STATED EXERCISE: Every record below should be printed exactly as given.

GIVEN RECORDS:

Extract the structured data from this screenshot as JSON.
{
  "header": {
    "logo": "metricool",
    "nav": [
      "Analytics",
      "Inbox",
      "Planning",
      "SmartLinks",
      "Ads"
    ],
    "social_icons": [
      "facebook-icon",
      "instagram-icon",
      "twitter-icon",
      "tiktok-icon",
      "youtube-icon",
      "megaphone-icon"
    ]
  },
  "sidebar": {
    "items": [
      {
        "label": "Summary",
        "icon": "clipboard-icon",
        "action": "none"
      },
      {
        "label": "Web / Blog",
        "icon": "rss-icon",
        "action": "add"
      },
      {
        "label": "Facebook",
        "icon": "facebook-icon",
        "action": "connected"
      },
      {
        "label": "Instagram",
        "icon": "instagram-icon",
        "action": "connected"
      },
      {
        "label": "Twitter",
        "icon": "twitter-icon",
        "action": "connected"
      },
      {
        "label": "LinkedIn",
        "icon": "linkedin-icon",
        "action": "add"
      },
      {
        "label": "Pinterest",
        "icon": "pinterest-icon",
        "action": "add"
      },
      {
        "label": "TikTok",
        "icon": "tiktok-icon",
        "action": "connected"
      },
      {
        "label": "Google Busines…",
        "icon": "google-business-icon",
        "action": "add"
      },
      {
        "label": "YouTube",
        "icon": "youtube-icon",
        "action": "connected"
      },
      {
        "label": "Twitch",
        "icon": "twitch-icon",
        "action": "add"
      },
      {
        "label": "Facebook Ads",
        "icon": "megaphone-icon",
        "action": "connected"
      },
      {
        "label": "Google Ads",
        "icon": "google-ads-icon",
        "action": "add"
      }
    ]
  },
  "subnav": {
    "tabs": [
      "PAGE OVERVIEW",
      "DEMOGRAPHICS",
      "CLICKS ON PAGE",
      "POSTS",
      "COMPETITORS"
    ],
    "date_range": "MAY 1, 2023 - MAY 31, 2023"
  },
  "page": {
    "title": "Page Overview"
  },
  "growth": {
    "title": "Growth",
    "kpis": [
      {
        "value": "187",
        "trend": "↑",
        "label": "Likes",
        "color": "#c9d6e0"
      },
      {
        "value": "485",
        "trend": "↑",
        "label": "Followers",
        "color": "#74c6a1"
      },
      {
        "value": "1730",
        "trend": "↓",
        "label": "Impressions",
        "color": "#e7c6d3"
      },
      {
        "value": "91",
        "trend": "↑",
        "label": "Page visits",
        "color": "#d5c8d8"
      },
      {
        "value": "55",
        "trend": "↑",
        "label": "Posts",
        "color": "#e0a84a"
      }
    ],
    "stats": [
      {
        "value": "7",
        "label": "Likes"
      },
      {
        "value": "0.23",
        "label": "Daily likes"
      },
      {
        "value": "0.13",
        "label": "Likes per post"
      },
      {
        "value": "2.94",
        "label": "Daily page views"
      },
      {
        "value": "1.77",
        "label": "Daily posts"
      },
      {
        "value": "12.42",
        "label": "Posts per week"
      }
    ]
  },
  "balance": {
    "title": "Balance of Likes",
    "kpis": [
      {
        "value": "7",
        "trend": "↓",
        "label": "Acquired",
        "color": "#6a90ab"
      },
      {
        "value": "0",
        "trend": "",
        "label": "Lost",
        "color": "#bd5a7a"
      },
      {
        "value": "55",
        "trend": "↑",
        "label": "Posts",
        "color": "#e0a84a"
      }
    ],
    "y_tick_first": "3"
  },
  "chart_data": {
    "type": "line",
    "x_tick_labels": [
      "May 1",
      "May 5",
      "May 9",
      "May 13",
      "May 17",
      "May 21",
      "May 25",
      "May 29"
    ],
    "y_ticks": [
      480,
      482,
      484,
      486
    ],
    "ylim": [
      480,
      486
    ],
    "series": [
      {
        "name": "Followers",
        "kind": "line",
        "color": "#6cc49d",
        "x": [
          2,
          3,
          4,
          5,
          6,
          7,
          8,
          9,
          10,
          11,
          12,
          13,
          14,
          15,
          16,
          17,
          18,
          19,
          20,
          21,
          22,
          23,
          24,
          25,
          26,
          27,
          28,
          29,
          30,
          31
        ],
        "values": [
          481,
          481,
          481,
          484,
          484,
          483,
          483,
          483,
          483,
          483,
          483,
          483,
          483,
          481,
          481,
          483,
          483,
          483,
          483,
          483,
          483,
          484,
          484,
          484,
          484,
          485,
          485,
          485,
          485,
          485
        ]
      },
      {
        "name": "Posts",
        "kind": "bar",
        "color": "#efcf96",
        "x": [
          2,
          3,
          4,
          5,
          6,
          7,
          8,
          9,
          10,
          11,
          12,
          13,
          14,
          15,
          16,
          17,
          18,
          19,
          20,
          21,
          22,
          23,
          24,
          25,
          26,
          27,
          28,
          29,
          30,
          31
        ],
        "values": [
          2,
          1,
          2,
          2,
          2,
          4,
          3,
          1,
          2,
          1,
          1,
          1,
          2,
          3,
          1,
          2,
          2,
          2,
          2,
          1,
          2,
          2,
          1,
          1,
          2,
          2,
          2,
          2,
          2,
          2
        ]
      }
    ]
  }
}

COMPLETE RESPONSE:
Extract the structured data from this screenshot as JSON.
{
  "header": {
    "logo": "metricool",
    "nav": [
      "Analytics",
      "Inbox",
      "Planning",
      "SmartLinks",
      "Ads"
    ],
    "social_icons": [
      "facebook-icon",
      "instagram-icon",
      "twitter-icon",
      "tiktok-icon",
      "youtube-icon",
      "megaphone-icon"
    ]
  },
  "sidebar": {
    "items": [
      {
        "label": "Summary",
        "icon": "clipboard-icon",
        "action": "none"
      },
      {
        "label": "Web / Blog",
        "icon": "rss-icon",
        "action": "add"
      },
      {
        "label": "Facebook",
        "icon": "facebook-icon",
        "action": "connected"
      },
      {
        "label": "Instagram",
        "icon": "instagram-icon",
        "action": "connected"
      },
      {
        "label": "Twitter",
        "icon": "twitter-icon",
        "action": "connected"
      },
      {
        "label": "LinkedIn",
        "icon": "linkedin-icon",
        "action": "add"
      },
      {
        "label": "Pinterest",
        "icon": "pinterest-icon",
        "action": "add"
      },
      {
        "label": "TikTok",
        "icon": "tiktok-icon",
        "action": "connected"
      },
      {
        "label": "Google Busines…",
        "icon": "google-business-icon",
        "action": "add"
      },
      {
        "label": "YouTube",
        "icon": "youtube-icon",
        "action": "connected"
      },
      {
        "label": "Twitch",
        "icon": "twitch-icon",
        "action": "add"
      },
      {
        "label": "Facebook Ads",
        "icon": "megaphone-icon",
        "action": "connected"
      },
      {
        "label": "Google Ads",
        "icon": "google-ads-icon",
        "action": "add"
      }
    ]
  },
  "subnav": {
    "tabs": [
      "PAGE OVERVIEW",
      "DEMOGRAPHICS",
      "CLICKS ON PAGE",
      "POSTS",
      "COMPETITORS"
    ],
    "date_range": "MAY 1, 2023 - MAY 31, 2023"
  },
  "page": {
    "title": "Page Overview"
  },
  "growth": {
    "title": "Growth",
    "kpis": [
      {
        "value": "187",
        "trend": "↑",
        "label": "Likes",
        "color": "#c9d6e0"
      },
      {
        "value": "485",
        "trend": "↑",
        "label": "Followers",
        "color": "#74c6a1"
      },
      {
        "value": "1730",
        "trend": "↓",
        "label": "Impressions",
        "color": "#e7c6d3"
      },
      {
        "value": "91",
        "trend": "↑",
        "label": "Page visits",
        "color": "#d5c8d8"
      },
      {
        "value": "55",
        "trend": "↑",
        "label": "Posts",
        "color": "#e0a84a"
      }
    ],
    "stats": [
      {
        "value": "7",
        "label": "Likes"
      },
      {
        "value": "0.23",
        "label": "Daily likes"
      },
      {
        "value": "0.13",
        "label": "Likes per post"
      },
      {
        "value": "2.94",
        "label": "Daily page views"
      },
      {
        "value": "1.77",
        "label": "Daily posts"
      },
      {
        "value": "12.42",
        "label": "Posts per week"
      }
    ]
  },
  "balance": {
    "title": "Balance of Likes",
    "kpis": [
      {
        "value": "7",
        "trend": "↓",
        "label": "Acquired",
        "color": "#6a90ab"
      },
      {
        "value": "0",
        "trend": "",
        "label": "Lost",
        "color": "#bd5a7a"
      },
      {
        "value": "55",
        "trend": "↑",
        "label": "Posts",
        "color": "#e0a84a"
      }
    ],
    "y_tick_first": "3"
  },
  "chart_data": {
    "type": "line",
    "x_tick_labels": [
      "May 1",
      "May 5",
      "May 9",
      "May 13",
      "May 17",
      "May 21",
      "May 25",
      "May 29"
    ],
    "y_ticks": [
      480,
      482,
      484,
      486
    ],
    "ylim": [
      480,
      486
    ],
    "series": [
      {
        "name": "Followers",
        "kind": "line",
        "color": "#6cc49d",
        "x": [
          2,
          3,
          4,
          5,
          6,
          7,
          8,
          9,
          10,
          11,
          12,
          13,
          14,
          15,
          16,
          17,
          18,
          19,
          20,
          21,
          22,
          23,
          24,
          25,
          26,
          27,
          28,
          29,
          30,
          31
        ],
        "values": [
          481,
          481,
          481,
          484,
          484,
          483,
          483,
          483,
          483,
          483,
          483,
          483,
          483,
          481,
          481,
          483,
          483,
          483,
          483,
          483,
          483,
          484,
          484,
          484,
          484,
          485,
          485,
          485,
          485,
          485
        ]
      },
      {
        "name": "Posts",
        "kind": "bar",
        "color": "#efcf96",
        "x": [
          2,
          3,
          4,
          5,
          6,
          7,
          8,
          9,
          10,
          11,
          12,
          13,
          14,
          15,
          16,
          17,
          18,
          19,
          20,
          21,
          22,
          23,
          24,
          25,
          26,
          27,
          28,
          29,
          30,
          31
        ],
        "values": [
          2,
          1,
          2,
          2,
          2,
          4,
          3,
          1,
          2,
          1,
          1,
          1,
          2,
          3,
          1,
          2,
          2,
          2,
          2,
          1,
          2,
          2,
          1,
          1,
          2,
          2,
          2,
          2,
          2,
          2
        ]
      }
    ]
  }
}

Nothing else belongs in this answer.